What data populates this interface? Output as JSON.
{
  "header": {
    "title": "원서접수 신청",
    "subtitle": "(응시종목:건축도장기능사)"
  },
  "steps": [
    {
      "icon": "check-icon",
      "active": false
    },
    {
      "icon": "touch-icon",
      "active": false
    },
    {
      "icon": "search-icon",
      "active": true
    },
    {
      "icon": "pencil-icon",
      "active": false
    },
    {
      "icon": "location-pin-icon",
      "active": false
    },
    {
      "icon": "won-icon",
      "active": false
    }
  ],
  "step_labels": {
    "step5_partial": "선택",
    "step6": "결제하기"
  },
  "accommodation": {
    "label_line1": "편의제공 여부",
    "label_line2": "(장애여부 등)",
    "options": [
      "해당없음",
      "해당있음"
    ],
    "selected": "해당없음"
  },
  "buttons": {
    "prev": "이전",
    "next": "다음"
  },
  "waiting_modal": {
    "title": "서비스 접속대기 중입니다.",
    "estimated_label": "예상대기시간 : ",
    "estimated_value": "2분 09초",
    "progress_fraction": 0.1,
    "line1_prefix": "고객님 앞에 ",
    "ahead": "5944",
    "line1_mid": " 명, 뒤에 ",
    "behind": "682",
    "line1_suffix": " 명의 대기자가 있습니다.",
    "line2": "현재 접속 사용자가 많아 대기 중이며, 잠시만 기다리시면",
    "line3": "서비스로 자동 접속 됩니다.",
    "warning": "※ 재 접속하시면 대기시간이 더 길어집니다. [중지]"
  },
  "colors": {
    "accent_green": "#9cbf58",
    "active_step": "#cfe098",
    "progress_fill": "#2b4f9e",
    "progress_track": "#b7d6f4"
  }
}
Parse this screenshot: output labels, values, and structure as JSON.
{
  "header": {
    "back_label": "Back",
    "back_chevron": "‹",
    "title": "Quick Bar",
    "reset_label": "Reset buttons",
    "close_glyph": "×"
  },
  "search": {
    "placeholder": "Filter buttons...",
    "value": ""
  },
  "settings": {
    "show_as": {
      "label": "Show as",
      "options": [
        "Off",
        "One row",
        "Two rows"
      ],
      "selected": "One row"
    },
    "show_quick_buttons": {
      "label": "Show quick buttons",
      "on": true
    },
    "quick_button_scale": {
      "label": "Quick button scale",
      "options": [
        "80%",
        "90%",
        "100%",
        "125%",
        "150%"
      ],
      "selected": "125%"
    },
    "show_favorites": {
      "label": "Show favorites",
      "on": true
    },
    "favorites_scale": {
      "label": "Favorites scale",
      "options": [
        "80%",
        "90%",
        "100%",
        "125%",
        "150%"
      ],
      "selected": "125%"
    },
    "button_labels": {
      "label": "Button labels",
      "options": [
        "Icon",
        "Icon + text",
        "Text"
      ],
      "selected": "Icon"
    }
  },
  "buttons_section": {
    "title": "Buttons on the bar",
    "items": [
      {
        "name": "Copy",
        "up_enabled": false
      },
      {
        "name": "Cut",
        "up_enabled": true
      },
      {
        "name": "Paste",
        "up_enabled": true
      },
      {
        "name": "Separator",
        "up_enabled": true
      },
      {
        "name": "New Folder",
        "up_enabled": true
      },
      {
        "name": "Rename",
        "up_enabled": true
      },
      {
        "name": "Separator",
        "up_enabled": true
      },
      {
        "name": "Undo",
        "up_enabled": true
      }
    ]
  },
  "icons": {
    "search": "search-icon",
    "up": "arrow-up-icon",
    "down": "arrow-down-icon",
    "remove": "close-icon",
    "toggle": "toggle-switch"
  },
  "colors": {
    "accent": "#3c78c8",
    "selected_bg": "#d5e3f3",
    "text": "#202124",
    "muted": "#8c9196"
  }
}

++++

Objective
Repeat the records above exactly, leaving none out.

Final result
What data populates this interface? Output as JSON.
{
  "header": {
    "title": "원서접수 신청",
    "subtitle": "(응시종목:건축도장기능사)"
  },
  "steps": [
    {
      "icon": "check-icon",
      "active": false
    },
    {
      "icon": "touch-icon",
      "active": false
    },
    {
      "icon": "search-icon",
      "active": true
    },
    {
      "icon": "pencil-icon",
      "active": false
    },
    {
      "icon": "location-pin-icon",
      "active": false
    },
    {
      "icon": "won-icon",
      "active": false
    }
  ],
  "step_labels": {
    "step5_partial": "선택",
    "step6": "결제하기"
  },
  "accommodation": {
    "label_line1": "편의제공 여부",
    "label_line2": "(장애여부 등)",
    "options": [
      "해당없음",
      "해당있음"
    ],
    "selected": "해당없음"
  },
  "buttons": {
    "prev": "이전",
    "next": "다음"
  },
  "waiting_modal": {
    "title": "서비스 접속대기 중입니다.",
    "estimated_label": "예상대기시간 : ",
    "estimated_value": "2분 09초",
    "progress_fraction": 0.1,
    "line1_prefix": "고객님 앞에 ",
    "ahead": "5944",
    "line1_mid": " 명, 뒤에 ",
    "behind": "682",
    "line1_suffix": " 명의 대기자가 있습니다.",
    "line2": "현재 접속 사용자가 많아 대기 중이며, 잠시만 기다리시면",
    "line3": "서비스로 자동 접속 됩니다.",
    "warning": "※ 재 접속하시면 대기시간이 더 길어집니다. [중지]"
  },
  "colors": {
    "accent_green": "#9cbf58",
    "active_step": "#cfe098",
    "progress_fill": "#2b4f9e",
    "progress_track": "#b7d6f4"
  }
}
Parse this screenshot: output labels, values, and structure as JSON.
{
  "header": {
    "back_label": "Back",
    "back_chevron": "‹",
    "title": "Quick Bar",
    "reset_label": "Reset buttons",
    "close_glyph": "×"
  },
  "search": {
    "placeholder": "Filter buttons...",
    "value": ""
  },
  "settings": {
    "show_as": {
      "label": "Show as",
      "options": [
        "Off",
        "One row",
        "Two rows"
      ],
      "selected": "One row"
    },
    "show_quick_buttons": {
      "label": "Show quick buttons",
      "on": true
    },
    "quick_button_scale": {
      "label": "Quick button scale",
      "options": [
        "80%",
        "90%",
        "100%",
        "125%",
        "150%"
      ],
      "selected": "125%"
    },
    "show_favorites": {
      "label": "Show favorites",
      "on": true
    },
    "favorites_scale": {
      "label": "Favorites scale",
      "options": [
        "80%",
        "90%",
        "100%",
        "125%",
        "150%"
      ],
      "selected": "125%"
    },
    "button_labels": {
      "label": "Button labels",
      "options": [
        "Icon",
        "Icon + text",
        "Text"
      ],
      "selected": "Icon"
    }
  },
  "buttons_section": {
    "title": "Buttons on the bar",
    "items": [
      {
        "name": "Copy",
        "up_enabled": false
      },
      {
        "name": "Cut",
        "up_enabled": true
      },
      {
        "name": "Paste",
        "up_enabled": true
      },
      {
        "name": "Separator",
        "up_enabled": true
      },
      {
        "name": "New Folder",
        "up_enabled": true
      },
      {
        "name": "Rename",
        "up_enabled": true
      },
      {
        "name": "Separator",
        "up_enabled": true
      },
      {
        "name": "Undo",
        "up_enabled": true
      }
    ]
  },
  "icons": {
    "search": "search-icon",
    "up": "arrow-up-icon",
    "down": "arrow-down-icon",
    "remove": "close-icon",
    "toggle": "toggle-switch"
  },
  "colors": {
    "accent": "#3c78c8",
    "selected_bg": "#d5e3f3",
    "text": "#202124",
    "muted": "#8c9196"
  }
}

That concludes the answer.